> TASK REQUIREMENTS:
Read the material below. Count the lines containing "card" and give that count alone.

- - -

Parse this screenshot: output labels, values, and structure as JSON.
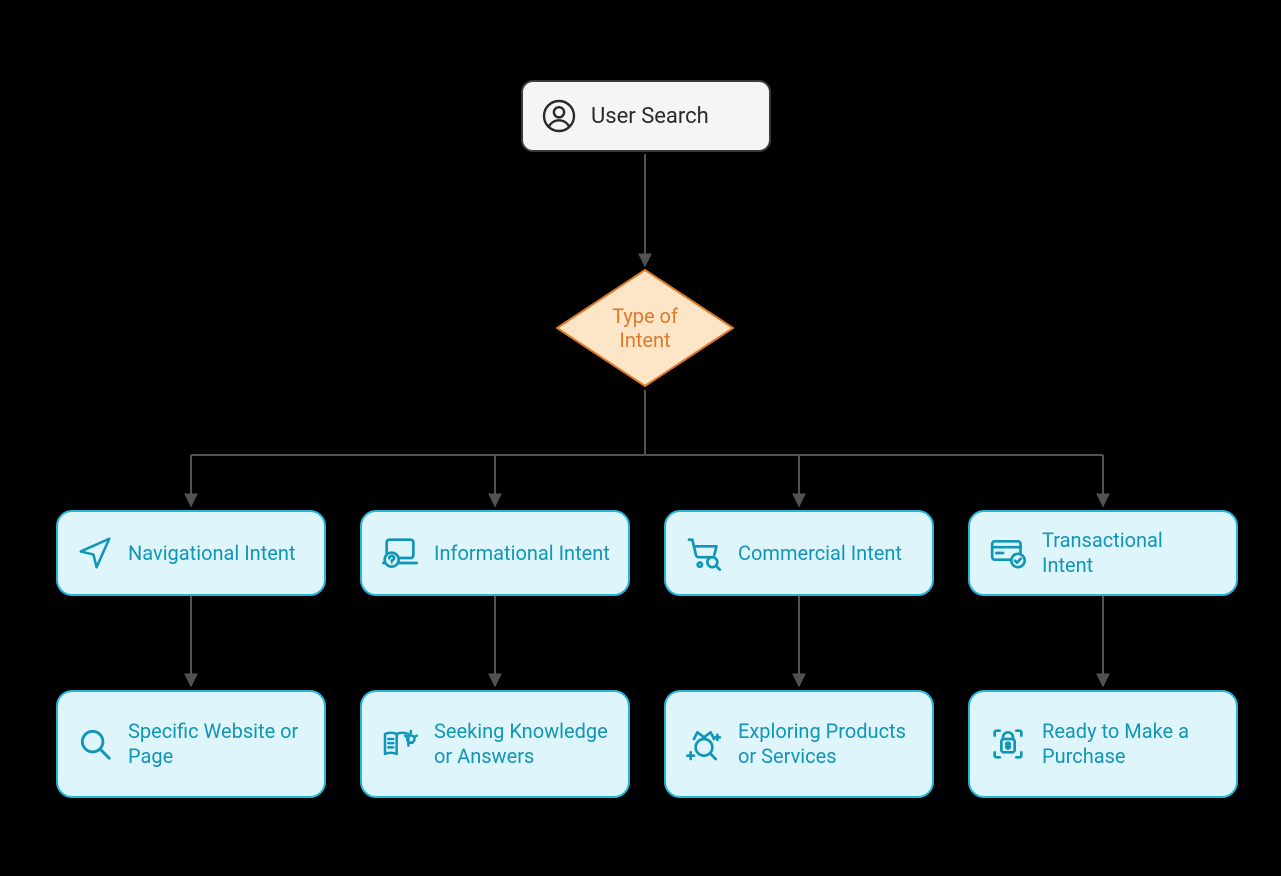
{
  "root": {
    "label": "User Search",
    "icon": "user-circle-icon"
  },
  "decision": {
    "label": "Type of Intent"
  },
  "intents": [
    {
      "title": "Navigational Intent",
      "outcome": "Specific Website or Page",
      "icon": "compass-arrow-icon",
      "outcome_icon": "magnifier-icon"
    },
    {
      "title": "Informational Intent",
      "outcome": "Seeking Knowledge or Answers",
      "icon": "laptop-question-icon",
      "outcome_icon": "book-idea-icon"
    },
    {
      "title": "Commercial Intent",
      "outcome": "Exploring Products or Services",
      "icon": "cart-search-icon",
      "outcome_icon": "crown-add-icon"
    },
    {
      "title": "Transactional Intent",
      "outcome": "Ready to Make a Purchase",
      "icon": "card-check-icon",
      "outcome_icon": "purchase-scan-icon"
    }
  ],
  "colors": {
    "connector": "#525252",
    "box_border": "#25b5d6",
    "box_fill": "#def5fb",
    "box_text": "#1096b6",
    "diamond_border": "#e07a2a",
    "diamond_fill": "#fde5c8",
    "root_fill": "#f5f5f5",
    "root_border": "#3a3a3a"
  }
}
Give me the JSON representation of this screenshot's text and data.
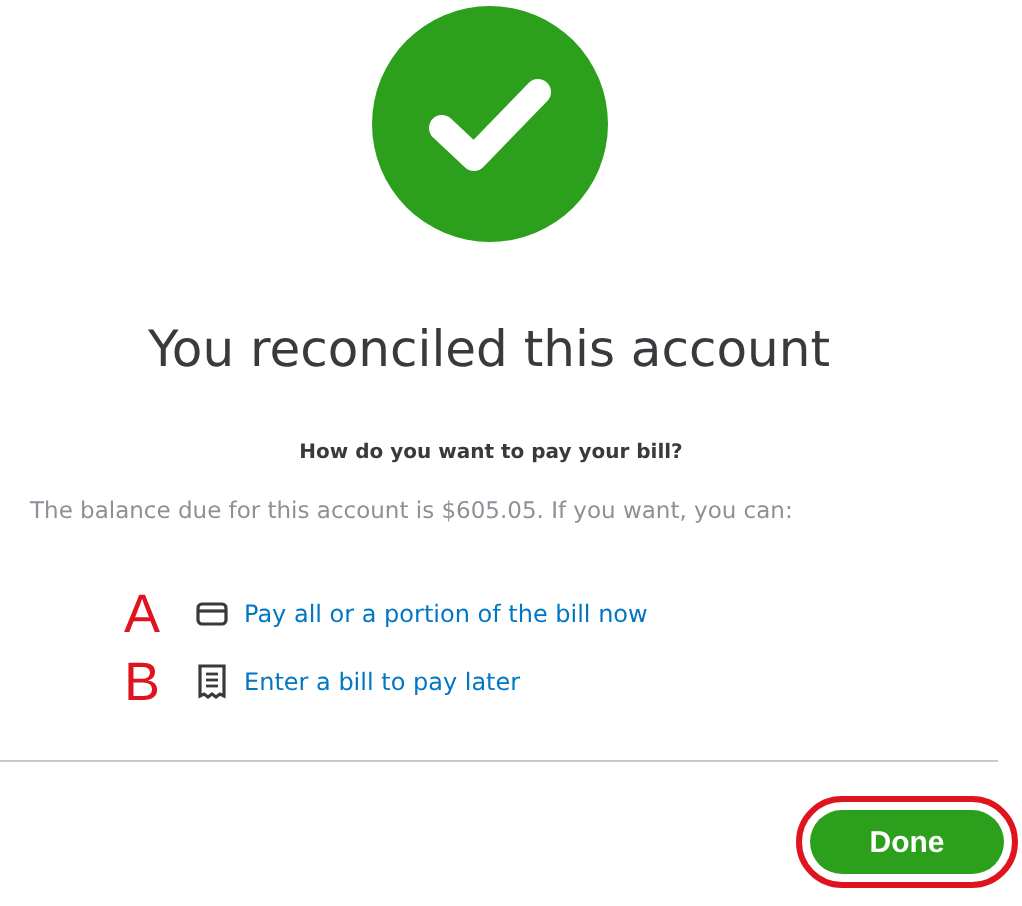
{
  "title": "You reconciled this account",
  "question": "How do you want to pay your bill?",
  "balance_text": "The balance due for this account is $605.05. If you want, you can:",
  "options": [
    {
      "marker": "A",
      "kind": "card",
      "label": "Pay all or a portion of the bill now"
    },
    {
      "marker": "B",
      "kind": "receipt",
      "label": "Enter a bill to pay later"
    }
  ],
  "done_button": {
    "label": "Done",
    "highlighted": true
  }
}
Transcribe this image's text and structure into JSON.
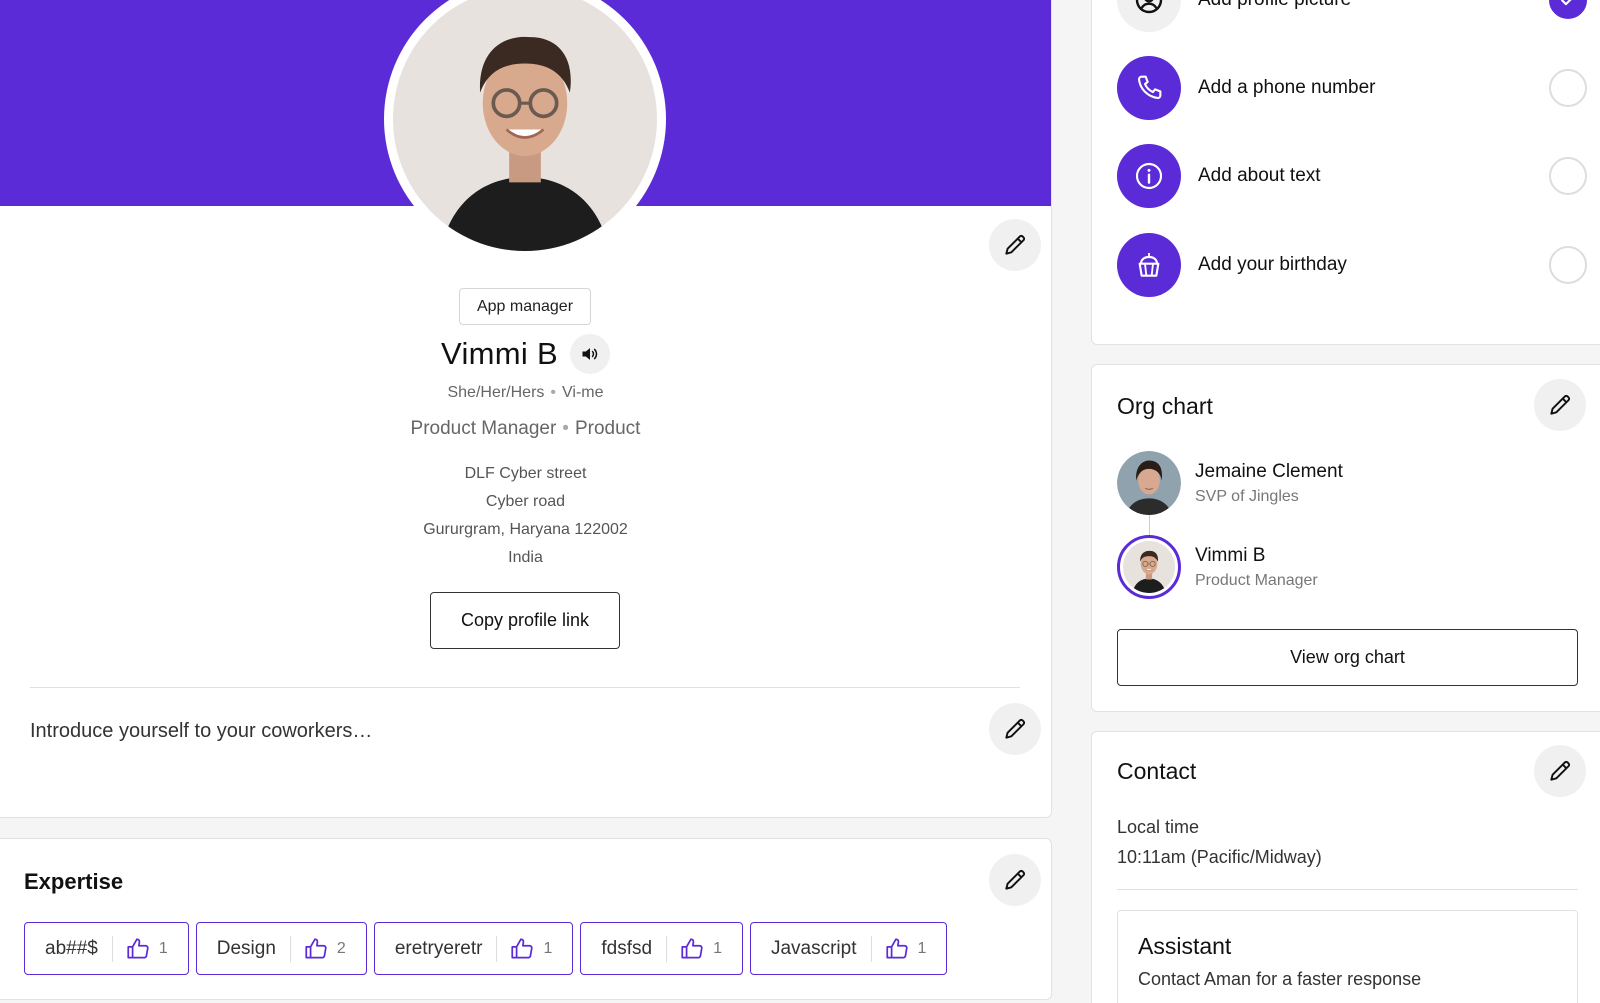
{
  "colors": {
    "brand": "#5a2bd6",
    "banner": "#5a2bd6"
  },
  "profile": {
    "role_chip": "App manager",
    "name": "Vimmi B",
    "pronouns": "She/Her/Hers",
    "pronunciation": "Vi-me",
    "job_title": "Product Manager",
    "department": "Product",
    "address": {
      "line1": "DLF Cyber street",
      "line2": "Cyber road",
      "city": "Gururgram,",
      "state": "Haryana",
      "zip": "122002",
      "country": "India"
    },
    "copy_link_label": "Copy profile link",
    "intro_placeholder": "Introduce yourself to your coworkers…"
  },
  "expertise": {
    "title": "Expertise",
    "skills": [
      {
        "name": "ab##$",
        "likes": "1"
      },
      {
        "name": "Design",
        "likes": "2"
      },
      {
        "name": "eretryeretr",
        "likes": "1"
      },
      {
        "name": "fdsfsd",
        "likes": "1"
      },
      {
        "name": "Javascript",
        "likes": "1"
      }
    ]
  },
  "checklist": {
    "items": [
      {
        "label": "Add profile picture",
        "icon": "profile-picture-icon",
        "done": true
      },
      {
        "label": "Add a phone number",
        "icon": "phone-icon",
        "done": false
      },
      {
        "label": "Add about text",
        "icon": "info-icon",
        "done": false
      },
      {
        "label": "Add your birthday",
        "icon": "cake-icon",
        "done": false
      }
    ]
  },
  "org_chart": {
    "title": "Org chart",
    "manager": {
      "name": "Jemaine Clement",
      "role": "SVP of Jingles"
    },
    "self": {
      "name": "Vimmi B",
      "role": "Product Manager"
    },
    "view_label": "View org chart"
  },
  "contact": {
    "title": "Contact",
    "local_time_label": "Local time",
    "local_time_value": "10:11am (Pacific/Midway)",
    "assistant_title": "Assistant",
    "assistant_text": "Contact Aman for a faster response"
  }
}
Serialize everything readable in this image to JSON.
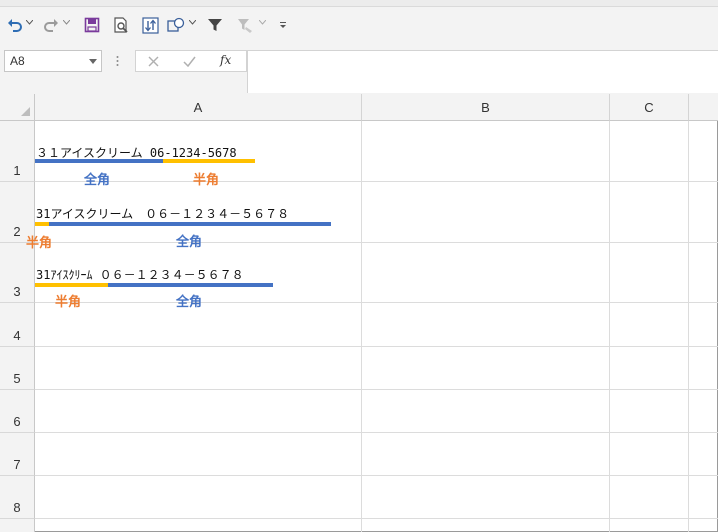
{
  "formula_bar": {
    "name_box": "A8",
    "fx_label": "fx",
    "formula": ""
  },
  "columns": [
    "A",
    "B",
    "C"
  ],
  "rows": [
    "1",
    "2",
    "3",
    "4",
    "5",
    "6",
    "7",
    "8"
  ],
  "cells": {
    "row1": "３１アイスクリーム 06-1234-5678",
    "row2": "31アイスクリーム　０６－１２３４－５６７８",
    "row3": "31ｱｲｽｸﾘｰﾑ ０６－１２３４－５６７８"
  },
  "annotations": {
    "row1": {
      "left": "全角",
      "right": "半角"
    },
    "row2": {
      "left": "半角",
      "right": "全角"
    },
    "row3": {
      "left": "半角",
      "right": "全角"
    }
  },
  "colors": {
    "zenkaku_blue": "#4472c4",
    "hankaku_orange": "#ed7d31",
    "bar_yellow": "#ffc000",
    "toolbar_bg": "#f3f3f3",
    "undo_blue": "#2e6db4",
    "save_purple": "#7a3b9c"
  },
  "icons": [
    "undo-icon",
    "redo-icon",
    "save-icon",
    "print-preview-icon",
    "sort-icon",
    "shapes-icon",
    "filter-icon",
    "clear-filter-icon",
    "customize-toolbar-icon"
  ]
}
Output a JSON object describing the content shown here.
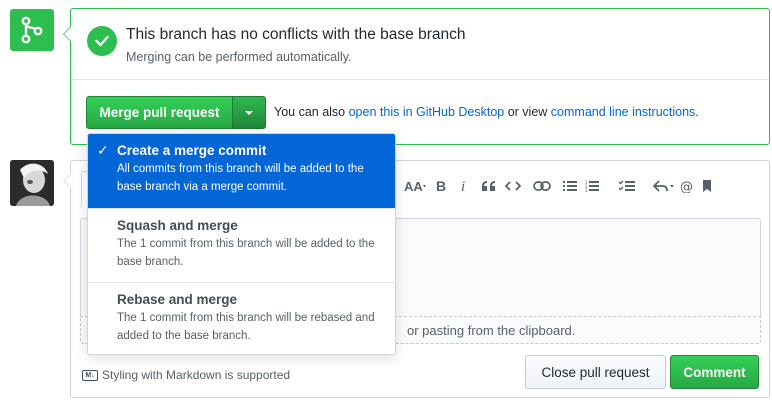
{
  "merge_status": {
    "title": "This branch has no conflicts with the base branch",
    "subtitle": "Merging can be performed automatically."
  },
  "merge_actions": {
    "merge_button_label": "Merge pull request",
    "also_prefix": "You can also ",
    "desktop_link": "open this in GitHub Desktop",
    "or_view": " or view ",
    "cli_link": "command line instructions",
    "suffix": "."
  },
  "merge_menu": {
    "items": [
      {
        "title": "Create a merge commit",
        "description": "All commits from this branch will be added to the base branch via a merge commit.",
        "selected": true
      },
      {
        "title": "Squash and merge",
        "description": "The 1 commit from this branch will be added to the base branch.",
        "selected": false
      },
      {
        "title": "Rebase and merge",
        "description": "The 1 commit from this branch will be rebased and added to the base branch.",
        "selected": false
      }
    ]
  },
  "comment": {
    "drop_hint": "or pasting from the clipboard.",
    "markdown_note": "Styling with Markdown is supported",
    "markdown_badge": "M↓",
    "close_label": "Close pull request",
    "comment_label": "Comment"
  },
  "toolbar": {
    "icons": [
      "header-icon",
      "bold-icon",
      "italic-icon",
      "quote-icon",
      "code-icon",
      "link-icon",
      "unordered-list-icon",
      "ordered-list-icon",
      "task-list-icon",
      "reply-icon",
      "mention-icon",
      "bookmark-icon"
    ]
  },
  "colors": {
    "green": "#2cbe4e",
    "blue": "#0366d6",
    "border": "#d1d5da"
  }
}
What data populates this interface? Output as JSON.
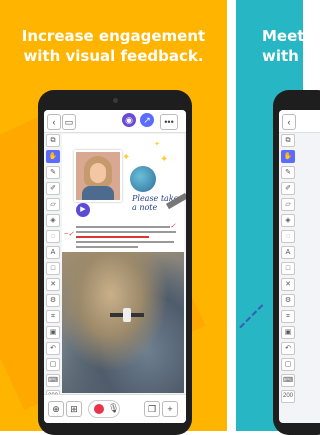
{
  "left_panel": {
    "headline_line1": "Increase engagement",
    "headline_line2": "with visual feedback.",
    "bg_color": "#ffb400"
  },
  "right_panel": {
    "headline_line1": "Meet",
    "headline_line2": "with",
    "bg_color": "#26b6c4"
  },
  "app": {
    "handwritten_note": "Please take a note",
    "tools": [
      "copy-icon",
      "hand-icon",
      "pen-icon",
      "pencil-icon",
      "eraser-icon",
      "fill-icon",
      "lasso-icon",
      "text-icon",
      "shapes-icon",
      "close-icon",
      "gear-icon",
      "crop-icon",
      "image-icon",
      "undo-icon",
      "cursor-icon",
      "keyboard-icon",
      "zoom-icon"
    ],
    "bottom_chip": "200"
  }
}
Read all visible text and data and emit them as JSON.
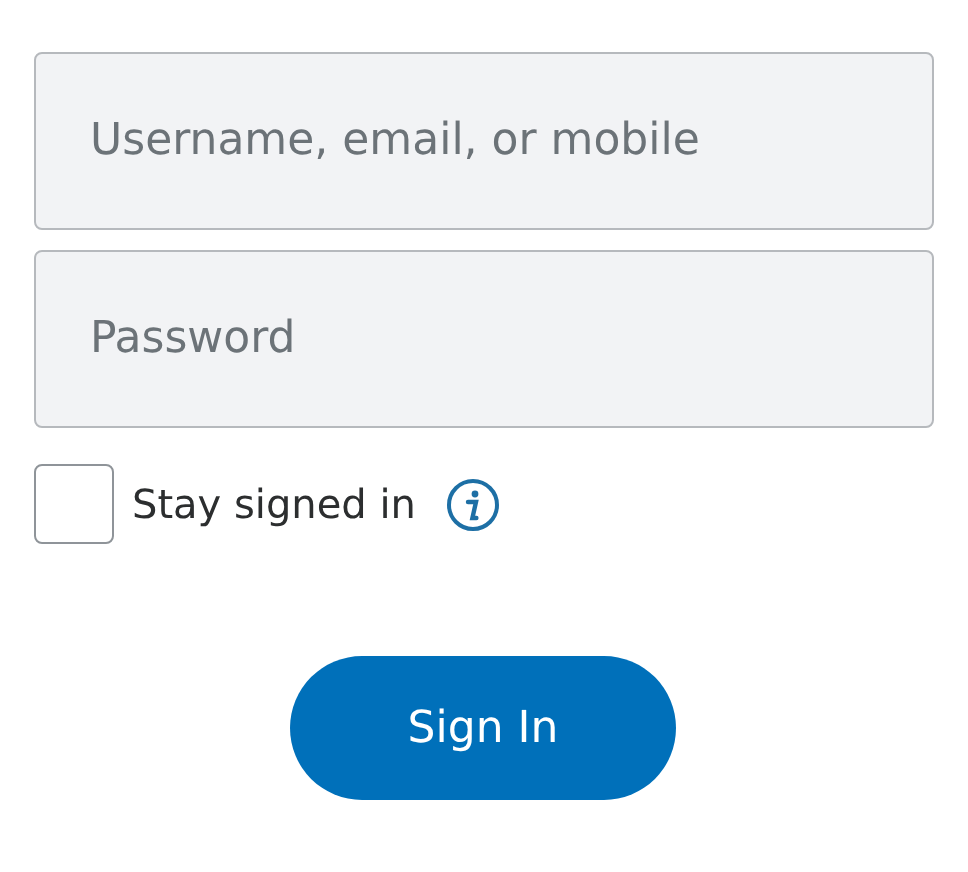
{
  "fields": [
    {
      "placeholder": "Username, email, or mobile"
    },
    {
      "placeholder": "Password"
    }
  ],
  "stay_signed_in": {
    "label": "Stay signed in",
    "checked": false
  },
  "button": {
    "label": "Sign In"
  }
}
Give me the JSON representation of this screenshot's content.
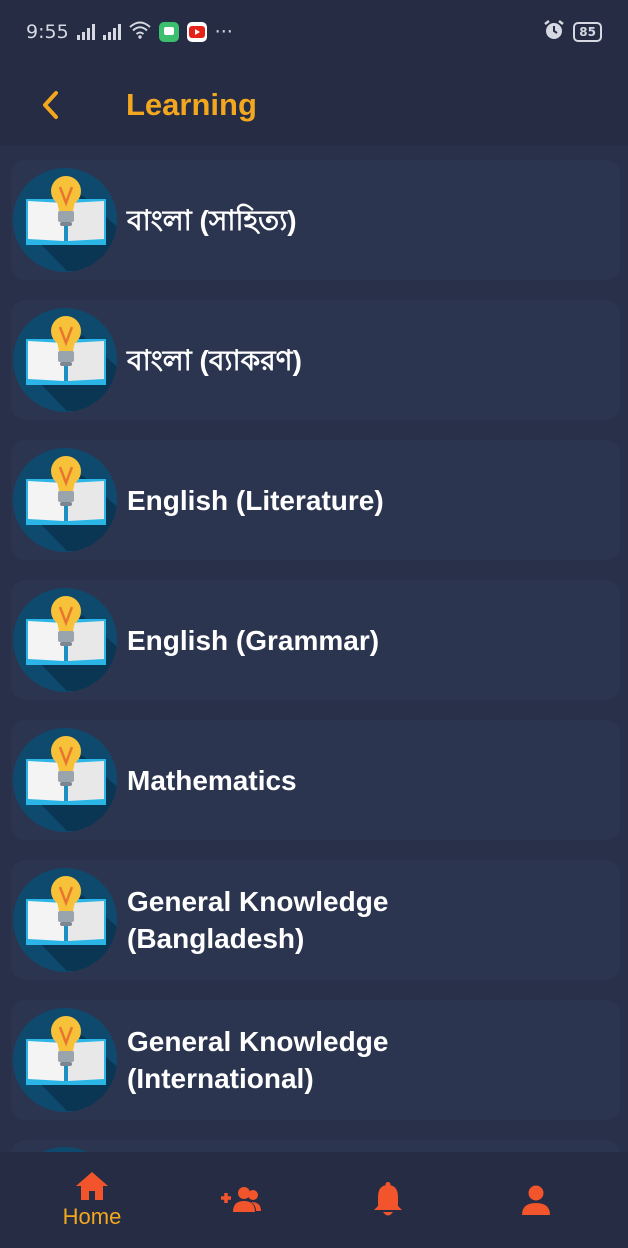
{
  "status_bar": {
    "time": "9:55",
    "more": "···",
    "battery": "85",
    "icons": [
      "signal-icon",
      "signal-icon",
      "wifi-icon",
      "messages-app-icon",
      "youtube-app-icon",
      "alarm-icon",
      "battery-icon"
    ]
  },
  "header": {
    "title": "Learning",
    "back_icon": "chevron-left-icon"
  },
  "list": {
    "items": [
      {
        "label": "বাংলা (সাহিত্য)"
      },
      {
        "label": "বাংলা (ব্যাকরণ)"
      },
      {
        "label": "English (Literature)"
      },
      {
        "label": "English (Grammar)"
      },
      {
        "label": "Mathematics"
      },
      {
        "label": "General Knowledge (Bangladesh)"
      },
      {
        "label": "General Knowledge (International)"
      }
    ],
    "item_icon": "lightbulb-book-icon"
  },
  "bottom_nav": {
    "items": [
      {
        "label": "Home",
        "icon": "home-icon",
        "active": true
      },
      {
        "label": "",
        "icon": "add-friend-icon",
        "active": false
      },
      {
        "label": "",
        "icon": "bell-icon",
        "active": false
      },
      {
        "label": "",
        "icon": "profile-icon",
        "active": false
      }
    ]
  },
  "colors": {
    "background": "#28304a",
    "card": "#2c3550",
    "accent_yellow": "#f2a71f",
    "accent_orange": "#f2552c",
    "icon_circle": "#0d4a6e"
  }
}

- - -

> PROBLEM SOLUTION:
3